▶ [What to do] Tally every line below where "Lung" appears, then report the total alone.

▶ [Source data]
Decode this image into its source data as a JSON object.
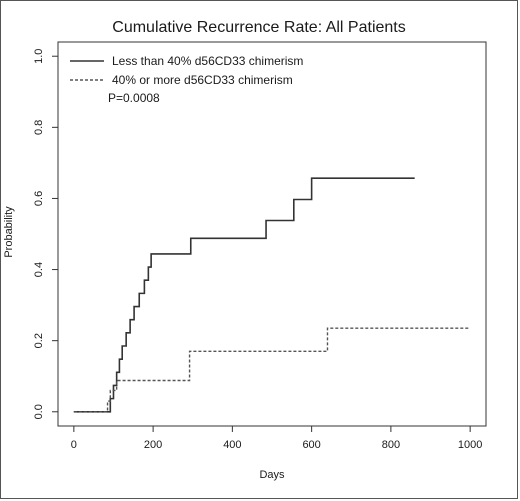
{
  "chart_data": {
    "type": "line",
    "chart_kind": "step",
    "title": "Cumulative Recurrence Rate: All Patients",
    "xlabel": "Days",
    "ylabel": "Probability",
    "xlim": [
      0,
      1000
    ],
    "ylim": [
      0,
      1.0
    ],
    "x_ticks": [
      "0",
      "200",
      "400",
      "600",
      "800",
      "1000"
    ],
    "y_ticks": [
      "0.0",
      "0.2",
      "0.4",
      "0.6",
      "0.8",
      "1.0"
    ],
    "x_tick_values": [
      0,
      200,
      400,
      600,
      800,
      1000
    ],
    "y_tick_values": [
      0,
      0.2,
      0.4,
      0.6,
      0.8,
      1.0
    ],
    "grid": false,
    "legend_position": "top-left",
    "annotation": "P=0.0008",
    "series": [
      {
        "name": "Less than 40% d56CD33 chimerism",
        "style": "solid",
        "color": "#333333",
        "x": [
          0,
          92,
          92,
          100,
          108,
          115,
          122,
          132,
          142,
          152,
          165,
          178,
          188,
          195,
          295,
          485,
          555,
          600,
          860
        ],
        "y": [
          0,
          0,
          0.037,
          0.074,
          0.111,
          0.148,
          0.185,
          0.222,
          0.259,
          0.296,
          0.333,
          0.37,
          0.407,
          0.444,
          0.488,
          0.538,
          0.597,
          0.657,
          0.657
        ]
      },
      {
        "name": "40% or more d56CD33 chimerism",
        "style": "dashed",
        "color": "#555555",
        "x": [
          0,
          80,
          85,
          92,
          108,
          285,
          292,
          640,
          1000
        ],
        "y": [
          0,
          0,
          0.03,
          0.06,
          0.088,
          0.088,
          0.17,
          0.235,
          0.235
        ]
      }
    ],
    "baseline": {
      "color": "#e53935",
      "x": [
        0,
        92
      ],
      "y": [
        0,
        0
      ]
    }
  }
}
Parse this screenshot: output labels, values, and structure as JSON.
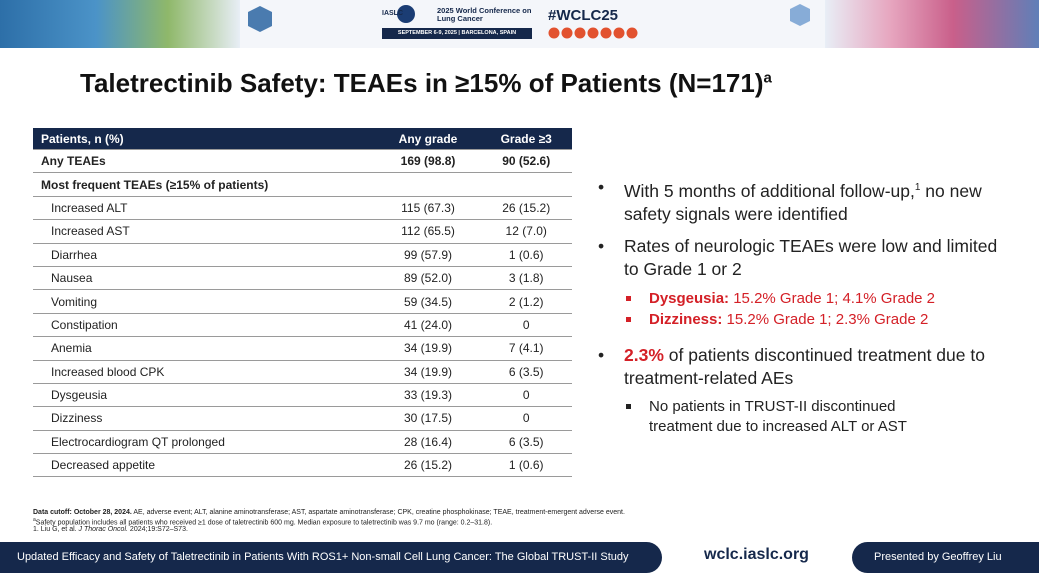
{
  "header": {
    "organization": "IASLC",
    "conference_name": "2025 World Conference on Lung Cancer",
    "dates": "SEPTEMBER 6-9, 2025 | BARCELONA, SPAIN",
    "hashtag": "#WCLC25"
  },
  "title": {
    "text": "Taletrectinib Safety: TEAEs in ≥15% of Patients (N=171)",
    "superscript": "a"
  },
  "table": {
    "columns": [
      "Patients, n (%)",
      "Any grade",
      "Grade ≥3"
    ],
    "summary_row": [
      "Any TEAEs",
      "169 (98.8)",
      "90 (52.6)"
    ],
    "section_label": "Most frequent TEAEs (≥15% of patients)",
    "rows": [
      [
        "Increased ALT",
        "115 (67.3)",
        "26 (15.2)"
      ],
      [
        "Increased AST",
        "112 (65.5)",
        "12 (7.0)"
      ],
      [
        "Diarrhea",
        "99 (57.9)",
        "1 (0.6)"
      ],
      [
        "Nausea",
        "89 (52.0)",
        "3 (1.8)"
      ],
      [
        "Vomiting",
        "59 (34.5)",
        "2 (1.2)"
      ],
      [
        "Constipation",
        "41 (24.0)",
        "0"
      ],
      [
        "Anemia",
        "34 (19.9)",
        "7 (4.1)"
      ],
      [
        "Increased blood CPK",
        "34 (19.9)",
        "6 (3.5)"
      ],
      [
        "Dysgeusia",
        "33 (19.3)",
        "0"
      ],
      [
        "Dizziness",
        "30 (17.5)",
        "0"
      ],
      [
        "Electrocardiogram QT prolonged",
        "28 (16.4)",
        "6 (3.5)"
      ],
      [
        "Decreased appetite",
        "26 (15.2)",
        "1 (0.6)"
      ]
    ]
  },
  "bullets": [
    {
      "text_before": "With 5 months of additional follow-up,",
      "reference": "1",
      "text_after": "no new safety signals were identified"
    },
    {
      "text": "Rates of neurologic TEAEs were low and limited to Grade 1 or 2",
      "sub": [
        {
          "label": "Dysgeusia:",
          "text": "15.2% Grade 1; 4.1% Grade 2"
        },
        {
          "label": "Dizziness:",
          "text": "15.2% Grade 1; 2.3% Grade 2"
        }
      ]
    },
    {
      "highlight": "2.3%",
      "text": "of patients discontinued treatment due to treatment-related AEs",
      "sub": [
        {
          "text": "No patients in TRUST-II discontinued treatment due to increased ALT or AST"
        }
      ]
    }
  ],
  "footnotes": {
    "cutoff": "Data cutoff: October 28, 2024.",
    "abbreviations": "AE, adverse event; ALT, alanine aminotransferase; AST, aspartate aminotransferase; CPK, creatine phosphokinase; TEAE, treatment-emergent adverse event.",
    "safety_marker": "a",
    "safety_note": "Safety population includes all patients who received ≥1 dose of taletrectinib 600 mg. Median exposure to taletrectinib was 9.7 mo (range: 0.2–31.8).",
    "reference_number": "1.",
    "reference_authors": "Liu G, et al.",
    "reference_journal": "J Thorac Oncol.",
    "reference_details": "2024;19:S72–S73."
  },
  "footer": {
    "study_title": "Updated Efficacy and Safety of Taletrectinib in Patients With ROS1+ Non-small Cell Lung Cancer: The Global TRUST-II Study",
    "website": "wclc.iaslc.org",
    "presenter": "Presented by Geoffrey Liu"
  }
}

▶ [Task response] 2